#### [EXERCISE]
Locate and copy all lines bearing the word "document".

#### [EXTRACTED DATA]
____

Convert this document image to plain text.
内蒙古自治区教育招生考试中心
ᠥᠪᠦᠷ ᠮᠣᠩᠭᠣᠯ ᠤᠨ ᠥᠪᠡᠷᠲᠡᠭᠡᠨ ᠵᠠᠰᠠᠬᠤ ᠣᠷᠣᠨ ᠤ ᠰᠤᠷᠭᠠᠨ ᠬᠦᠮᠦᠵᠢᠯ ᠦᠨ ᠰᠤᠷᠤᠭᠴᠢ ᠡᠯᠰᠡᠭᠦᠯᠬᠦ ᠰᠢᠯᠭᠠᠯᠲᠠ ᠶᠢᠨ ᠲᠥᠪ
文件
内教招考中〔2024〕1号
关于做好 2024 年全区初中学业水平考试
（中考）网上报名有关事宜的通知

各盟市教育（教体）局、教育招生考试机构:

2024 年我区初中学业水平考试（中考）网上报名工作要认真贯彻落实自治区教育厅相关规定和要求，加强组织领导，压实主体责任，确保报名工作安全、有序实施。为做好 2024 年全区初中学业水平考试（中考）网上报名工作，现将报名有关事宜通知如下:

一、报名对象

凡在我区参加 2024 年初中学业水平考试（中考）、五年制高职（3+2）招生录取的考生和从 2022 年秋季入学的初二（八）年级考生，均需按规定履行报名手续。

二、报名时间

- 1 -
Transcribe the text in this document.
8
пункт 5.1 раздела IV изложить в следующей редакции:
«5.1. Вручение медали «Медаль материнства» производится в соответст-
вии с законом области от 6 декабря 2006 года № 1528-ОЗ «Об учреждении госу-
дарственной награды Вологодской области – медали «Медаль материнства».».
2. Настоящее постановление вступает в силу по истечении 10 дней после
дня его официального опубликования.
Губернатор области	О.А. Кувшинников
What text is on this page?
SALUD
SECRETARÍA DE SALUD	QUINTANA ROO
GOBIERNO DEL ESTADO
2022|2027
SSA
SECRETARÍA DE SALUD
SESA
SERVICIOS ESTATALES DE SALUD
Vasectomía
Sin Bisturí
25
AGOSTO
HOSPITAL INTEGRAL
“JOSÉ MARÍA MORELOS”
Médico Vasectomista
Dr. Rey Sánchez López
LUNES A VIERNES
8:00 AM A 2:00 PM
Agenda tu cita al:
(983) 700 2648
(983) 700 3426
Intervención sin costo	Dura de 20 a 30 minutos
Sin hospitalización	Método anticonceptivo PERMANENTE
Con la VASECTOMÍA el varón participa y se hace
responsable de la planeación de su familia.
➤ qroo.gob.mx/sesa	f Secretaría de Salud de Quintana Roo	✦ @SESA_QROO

____

#### [COMPLETE RESPONSE]
Convert this document image to plain text.
Transcribe the text in this document.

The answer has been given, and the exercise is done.